-- DO THIS --
Repeat the listing in full, preserving every character.

[Collected data]
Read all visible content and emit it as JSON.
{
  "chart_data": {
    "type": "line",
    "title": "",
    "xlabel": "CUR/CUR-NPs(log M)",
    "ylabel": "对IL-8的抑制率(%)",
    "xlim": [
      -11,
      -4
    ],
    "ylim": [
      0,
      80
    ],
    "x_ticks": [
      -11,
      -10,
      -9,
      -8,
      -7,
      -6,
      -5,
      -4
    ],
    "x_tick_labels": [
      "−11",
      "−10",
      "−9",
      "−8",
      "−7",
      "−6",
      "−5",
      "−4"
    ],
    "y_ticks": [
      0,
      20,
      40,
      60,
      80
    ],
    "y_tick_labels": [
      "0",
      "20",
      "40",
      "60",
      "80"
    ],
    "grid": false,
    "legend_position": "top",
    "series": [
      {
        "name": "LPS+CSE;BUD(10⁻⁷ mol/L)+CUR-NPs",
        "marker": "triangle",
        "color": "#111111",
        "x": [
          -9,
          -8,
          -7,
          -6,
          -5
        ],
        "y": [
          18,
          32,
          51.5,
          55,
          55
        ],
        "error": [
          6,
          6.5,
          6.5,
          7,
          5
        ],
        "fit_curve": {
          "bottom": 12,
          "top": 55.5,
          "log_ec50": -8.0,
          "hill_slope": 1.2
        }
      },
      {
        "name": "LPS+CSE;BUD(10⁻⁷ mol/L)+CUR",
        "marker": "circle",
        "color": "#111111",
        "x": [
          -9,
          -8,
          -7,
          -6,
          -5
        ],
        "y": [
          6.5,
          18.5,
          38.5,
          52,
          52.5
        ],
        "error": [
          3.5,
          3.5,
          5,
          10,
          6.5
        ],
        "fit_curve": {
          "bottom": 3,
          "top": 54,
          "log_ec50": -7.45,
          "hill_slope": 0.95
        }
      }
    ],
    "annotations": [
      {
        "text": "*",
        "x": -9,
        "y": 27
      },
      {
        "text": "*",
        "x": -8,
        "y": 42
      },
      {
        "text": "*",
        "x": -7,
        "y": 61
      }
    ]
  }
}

-- THE SOLUTION --
Read all visible content and emit it as JSON.
{
  "chart_data": {
    "type": "line",
    "title": "",
    "xlabel": "CUR/CUR-NPs(log M)",
    "ylabel": "对IL-8的抑制率(%)",
    "xlim": [
      -11,
      -4
    ],
    "ylim": [
      0,
      80
    ],
    "x_ticks": [
      -11,
      -10,
      -9,
      -8,
      -7,
      -6,
      -5,
      -4
    ],
    "x_tick_labels": [
      "−11",
      "−10",
      "−9",
      "−8",
      "−7",
      "−6",
      "−5",
      "−4"
    ],
    "y_ticks": [
      0,
      20,
      40,
      60,
      80
    ],
    "y_tick_labels": [
      "0",
      "20",
      "40",
      "60",
      "80"
    ],
    "grid": false,
    "legend_position": "top",
    "series": [
      {
        "name": "LPS+CSE;BUD(10⁻⁷ mol/L)+CUR-NPs",
        "marker": "triangle",
        "color": "#111111",
        "x": [
          -9,
          -8,
          -7,
          -6,
          -5
        ],
        "y": [
          18,
          32,
          51.5,
          55,
          55
        ],
        "error": [
          6,
          6.5,
          6.5,
          7,
          5
        ],
        "fit_curve": {
          "bottom": 12,
          "top": 55.5,
          "log_ec50": -8.0,
          "hill_slope": 1.2
        }
      },
      {
        "name": "LPS+CSE;BUD(10⁻⁷ mol/L)+CUR",
        "marker": "circle",
        "color": "#111111",
        "x": [
          -9,
          -8,
          -7,
          -6,
          -5
        ],
        "y": [
          6.5,
          18.5,
          38.5,
          52,
          52.5
        ],
        "error": [
          3.5,
          3.5,
          5,
          10,
          6.5
        ],
        "fit_curve": {
          "bottom": 3,
          "top": 54,
          "log_ec50": -7.45,
          "hill_slope": 0.95
        }
      }
    ],
    "annotations": [
      {
        "text": "*",
        "x": -9,
        "y": 27
      },
      {
        "text": "*",
        "x": -8,
        "y": 42
      },
      {
        "text": "*",
        "x": -7,
        "y": 61
      }
    ]
  }
}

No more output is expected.